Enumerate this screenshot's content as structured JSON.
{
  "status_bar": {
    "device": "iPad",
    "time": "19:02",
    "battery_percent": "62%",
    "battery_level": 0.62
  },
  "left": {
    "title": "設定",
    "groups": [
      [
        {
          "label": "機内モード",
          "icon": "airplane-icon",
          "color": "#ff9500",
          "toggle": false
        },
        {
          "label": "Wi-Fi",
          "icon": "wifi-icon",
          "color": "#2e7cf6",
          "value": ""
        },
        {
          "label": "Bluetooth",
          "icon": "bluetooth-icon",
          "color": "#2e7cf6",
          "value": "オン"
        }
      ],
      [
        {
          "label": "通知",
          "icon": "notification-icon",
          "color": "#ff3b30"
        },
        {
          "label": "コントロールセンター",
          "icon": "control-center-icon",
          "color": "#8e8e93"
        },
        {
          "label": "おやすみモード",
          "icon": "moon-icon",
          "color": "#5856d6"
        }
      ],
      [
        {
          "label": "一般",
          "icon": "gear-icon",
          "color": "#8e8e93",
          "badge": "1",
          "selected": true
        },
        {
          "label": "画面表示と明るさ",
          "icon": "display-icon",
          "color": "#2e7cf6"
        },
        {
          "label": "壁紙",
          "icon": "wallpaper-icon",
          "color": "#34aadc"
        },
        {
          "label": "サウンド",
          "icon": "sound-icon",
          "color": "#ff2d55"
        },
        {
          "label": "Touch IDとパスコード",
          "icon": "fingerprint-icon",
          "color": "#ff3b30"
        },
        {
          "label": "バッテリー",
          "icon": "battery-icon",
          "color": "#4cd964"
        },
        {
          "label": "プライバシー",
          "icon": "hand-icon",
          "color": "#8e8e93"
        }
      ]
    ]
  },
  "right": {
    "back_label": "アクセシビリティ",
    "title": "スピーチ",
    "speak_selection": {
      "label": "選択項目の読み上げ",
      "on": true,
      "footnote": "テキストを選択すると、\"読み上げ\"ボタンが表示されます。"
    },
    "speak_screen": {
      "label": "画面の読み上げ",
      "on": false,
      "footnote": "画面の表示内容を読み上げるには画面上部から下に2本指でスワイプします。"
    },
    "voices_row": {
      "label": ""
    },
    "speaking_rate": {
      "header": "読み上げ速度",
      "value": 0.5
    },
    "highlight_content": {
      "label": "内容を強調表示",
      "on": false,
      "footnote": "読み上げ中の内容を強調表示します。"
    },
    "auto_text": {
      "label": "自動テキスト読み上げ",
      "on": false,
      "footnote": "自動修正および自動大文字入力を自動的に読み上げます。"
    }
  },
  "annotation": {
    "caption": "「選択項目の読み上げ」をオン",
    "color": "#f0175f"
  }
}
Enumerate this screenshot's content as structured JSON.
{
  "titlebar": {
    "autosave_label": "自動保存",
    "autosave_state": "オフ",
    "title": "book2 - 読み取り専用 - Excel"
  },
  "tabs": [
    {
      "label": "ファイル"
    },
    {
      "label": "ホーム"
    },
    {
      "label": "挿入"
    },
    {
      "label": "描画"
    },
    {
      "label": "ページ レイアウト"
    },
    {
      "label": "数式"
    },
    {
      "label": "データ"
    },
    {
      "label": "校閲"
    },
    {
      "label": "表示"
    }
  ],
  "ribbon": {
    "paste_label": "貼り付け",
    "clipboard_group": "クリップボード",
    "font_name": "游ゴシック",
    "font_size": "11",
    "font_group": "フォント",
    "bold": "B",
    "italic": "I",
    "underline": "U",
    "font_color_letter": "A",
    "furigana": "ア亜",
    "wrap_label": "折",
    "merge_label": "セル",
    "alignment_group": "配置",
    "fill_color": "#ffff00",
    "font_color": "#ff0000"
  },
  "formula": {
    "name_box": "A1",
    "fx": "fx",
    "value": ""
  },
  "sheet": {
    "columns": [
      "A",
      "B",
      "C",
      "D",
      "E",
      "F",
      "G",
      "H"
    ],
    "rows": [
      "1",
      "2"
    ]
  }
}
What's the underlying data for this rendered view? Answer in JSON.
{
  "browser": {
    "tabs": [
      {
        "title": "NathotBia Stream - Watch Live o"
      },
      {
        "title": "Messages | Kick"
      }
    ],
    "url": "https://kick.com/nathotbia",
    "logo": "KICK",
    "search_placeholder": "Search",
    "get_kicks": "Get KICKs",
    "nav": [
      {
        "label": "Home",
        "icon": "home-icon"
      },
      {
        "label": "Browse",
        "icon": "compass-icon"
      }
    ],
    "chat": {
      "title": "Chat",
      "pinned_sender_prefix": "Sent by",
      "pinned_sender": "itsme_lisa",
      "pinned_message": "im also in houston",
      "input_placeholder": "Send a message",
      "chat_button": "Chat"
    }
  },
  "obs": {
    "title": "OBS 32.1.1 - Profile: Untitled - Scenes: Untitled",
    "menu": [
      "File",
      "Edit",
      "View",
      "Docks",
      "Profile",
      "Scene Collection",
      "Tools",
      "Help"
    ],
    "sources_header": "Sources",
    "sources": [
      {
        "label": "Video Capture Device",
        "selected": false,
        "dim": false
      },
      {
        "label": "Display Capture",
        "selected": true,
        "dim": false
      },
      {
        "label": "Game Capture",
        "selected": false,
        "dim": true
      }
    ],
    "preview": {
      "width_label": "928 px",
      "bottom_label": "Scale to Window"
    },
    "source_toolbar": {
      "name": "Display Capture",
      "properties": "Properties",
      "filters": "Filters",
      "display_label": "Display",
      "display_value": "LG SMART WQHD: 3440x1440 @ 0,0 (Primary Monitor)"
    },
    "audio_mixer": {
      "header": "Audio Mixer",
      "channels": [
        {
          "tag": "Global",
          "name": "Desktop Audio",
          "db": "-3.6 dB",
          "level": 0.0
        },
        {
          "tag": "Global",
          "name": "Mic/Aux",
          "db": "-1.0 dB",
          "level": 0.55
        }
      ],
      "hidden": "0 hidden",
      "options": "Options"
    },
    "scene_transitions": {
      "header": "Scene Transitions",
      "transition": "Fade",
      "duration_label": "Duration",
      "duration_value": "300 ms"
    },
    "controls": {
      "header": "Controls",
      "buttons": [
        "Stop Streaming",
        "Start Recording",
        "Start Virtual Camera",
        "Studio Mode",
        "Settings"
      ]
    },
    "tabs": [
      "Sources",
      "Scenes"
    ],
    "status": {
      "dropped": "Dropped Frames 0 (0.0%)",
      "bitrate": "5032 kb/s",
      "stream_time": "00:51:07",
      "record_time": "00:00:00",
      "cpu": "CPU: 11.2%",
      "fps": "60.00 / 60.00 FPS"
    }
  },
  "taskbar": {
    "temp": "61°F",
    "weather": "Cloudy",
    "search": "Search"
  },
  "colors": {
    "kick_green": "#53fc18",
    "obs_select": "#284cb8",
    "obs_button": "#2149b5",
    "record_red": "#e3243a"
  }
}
########
**EXERCISE INSTRUCTIONS**
Print the listing above in full, exactly as it is.

**TASK OUTPUT**
Enumerate this screenshot's content as structured JSON.
{
  "status_bar": {
    "device": "iPad",
    "time": "19:02",
    "battery_percent": "62%",
    "battery_level": 0.62
  },
  "left": {
    "title": "設定",
    "groups": [
      [
        {
          "label": "機内モード",
          "icon": "airplane-icon",
          "color": "#ff9500",
          "toggle": false
        },
        {
          "label": "Wi-Fi",
          "icon": "wifi-icon",
          "color": "#2e7cf6",
          "value": ""
        },
        {
          "label": "Bluetooth",
          "icon": "bluetooth-icon",
          "color": "#2e7cf6",
          "value": "オン"
        }
      ],
      [
        {
          "label": "通知",
          "icon": "notification-icon",
          "color": "#ff3b30"
        },
        {
          "label": "コントロールセンター",
          "icon": "control-center-icon",
          "color": "#8e8e93"
        },
        {
          "label": "おやすみモード",
          "icon": "moon-icon",
          "color": "#5856d6"
        }
      ],
      [
        {
          "label": "一般",
          "icon": "gear-icon",
          "color": "#8e8e93",
          "badge": "1",
          "selected": true
        },
        {
          "label": "画面表示と明るさ",
          "icon": "display-icon",
          "color": "#2e7cf6"
        },
        {
          "label": "壁紙",
          "icon": "wallpaper-icon",
          "color": "#34aadc"
        },
        {
          "label": "サウンド",
          "icon": "sound-icon",
          "color": "#ff2d55"
        },
        {
          "label": "Touch IDとパスコード",
          "icon": "fingerprint-icon",
          "color": "#ff3b30"
        },
        {
          "label": "バッテリー",
          "icon": "battery-icon",
          "color": "#4cd964"
        },
        {
          "label": "プライバシー",
          "icon": "hand-icon",
          "color": "#8e8e93"
        }
      ]
    ]
  },
  "right": {
    "back_label": "アクセシビリティ",
    "title": "スピーチ",
    "speak_selection": {
      "label": "選択項目の読み上げ",
      "on": true,
      "footnote": "テキストを選択すると、\"読み上げ\"ボタンが表示されます。"
    },
    "speak_screen": {
      "label": "画面の読み上げ",
      "on": false,
      "footnote": "画面の表示内容を読み上げるには画面上部から下に2本指でスワイプします。"
    },
    "voices_row": {
      "label": ""
    },
    "speaking_rate": {
      "header": "読み上げ速度",
      "value": 0.5
    },
    "highlight_content": {
      "label": "内容を強調表示",
      "on": false,
      "footnote": "読み上げ中の内容を強調表示します。"
    },
    "auto_text": {
      "label": "自動テキスト読み上げ",
      "on": false,
      "footnote": "自動修正および自動大文字入力を自動的に読み上げます。"
    }
  },
  "annotation": {
    "caption": "「選択項目の読み上げ」をオン",
    "color": "#f0175f"
  }
}
Enumerate this screenshot's content as structured JSON.
{
  "titlebar": {
    "autosave_label": "自動保存",
    "autosave_state": "オフ",
    "title": "book2 - 読み取り専用 - Excel"
  },
  "tabs": [
    {
      "label": "ファイル"
    },
    {
      "label": "ホーム"
    },
    {
      "label": "挿入"
    },
    {
      "label": "描画"
    },
    {
      "label": "ページ レイアウト"
    },
    {
      "label": "数式"
    },
    {
      "label": "データ"
    },
    {
      "label": "校閲"
    },
    {
      "label": "表示"
    }
  ],
  "ribbon": {
    "paste_label": "貼り付け",
    "clipboard_group": "クリップボード",
    "font_name": "游ゴシック",
    "font_size": "11",
    "font_group": "フォント",
    "bold": "B",
    "italic": "I",
    "underline": "U",
    "font_color_letter": "A",
    "furigana": "ア亜",
    "wrap_label": "折",
    "merge_label": "セル",
    "alignment_group": "配置",
    "fill_color": "#ffff00",
    "font_color": "#ff0000"
  },
  "formula": {
    "name_box": "A1",
    "fx": "fx",
    "value": ""
  },
  "sheet": {
    "columns": [
      "A",
      "B",
      "C",
      "D",
      "E",
      "F",
      "G",
      "H"
    ],
    "rows": [
      "1",
      "2"
    ]
  }
}
What's the underlying data for this rendered view? Answer in JSON.
{
  "browser": {
    "tabs": [
      {
        "title": "NathotBia Stream - Watch Live o"
      },
      {
        "title": "Messages | Kick"
      }
    ],
    "url": "https://kick.com/nathotbia",
    "logo": "KICK",
    "search_placeholder": "Search",
    "get_kicks": "Get KICKs",
    "nav": [
      {
        "label": "Home",
        "icon": "home-icon"
      },
      {
        "label": "Browse",
        "icon": "compass-icon"
      }
    ],
    "chat": {
      "title": "Chat",
      "pinned_sender_prefix": "Sent by",
      "pinned_sender": "itsme_lisa",
      "pinned_message": "im also in houston",
      "input_placeholder": "Send a message",
      "chat_button": "Chat"
    }
  },
  "obs": {
    "title": "OBS 32.1.1 - Profile: Untitled - Scenes: Untitled",
    "menu": [
      "File",
      "Edit",
      "View",
      "Docks",
      "Profile",
      "Scene Collection",
      "Tools",
      "Help"
    ],
    "sources_header": "Sources",
    "sources": [
      {
        "label": "Video Capture Device",
        "selected": false,
        "dim": false
      },
      {
        "label": "Display Capture",
        "selected": true,
        "dim": false
      },
      {
        "label": "Game Capture",
        "selected": false,
        "dim": true
      }
    ],
    "preview": {
      "width_label": "928 px",
      "bottom_label": "Scale to Window"
    },
    "source_toolbar": {
      "name": "Display Capture",
      "properties": "Properties",
      "filters": "Filters",
      "display_label": "Display",
      "display_value": "LG SMART WQHD: 3440x1440 @ 0,0 (Primary Monitor)"
    },
    "audio_mixer": {
      "header": "Audio Mixer",
      "channels": [
        {
          "tag": "Global",
          "name": "Desktop Audio",
          "db": "-3.6 dB",
          "level": 0.0
        },
        {
          "tag": "Global",
          "name": "Mic/Aux",
          "db": "-1.0 dB",
          "level": 0.55
        }
      ],
      "hidden": "0 hidden",
      "options": "Options"
    },
    "scene_transitions": {
      "header": "Scene Transitions",
      "transition": "Fade",
      "duration_label": "Duration",
      "duration_value": "300 ms"
    },
    "controls": {
      "header": "Controls",
      "buttons": [
        "Stop Streaming",
        "Start Recording",
        "Start Virtual Camera",
        "Studio Mode",
        "Settings"
      ]
    },
    "tabs": [
      "Sources",
      "Scenes"
    ],
    "status": {
      "dropped": "Dropped Frames 0 (0.0%)",
      "bitrate": "5032 kb/s",
      "stream_time": "00:51:07",
      "record_time": "00:00:00",
      "cpu": "CPU: 11.2%",
      "fps": "60.00 / 60.00 FPS"
    }
  },
  "taskbar": {
    "temp": "61°F",
    "weather": "Cloudy",
    "search": "Search"
  },
  "colors": {
    "kick_green": "#53fc18",
    "obs_select": "#284cb8",
    "obs_button": "#2149b5",
    "record_red": "#e3243a"
  }
}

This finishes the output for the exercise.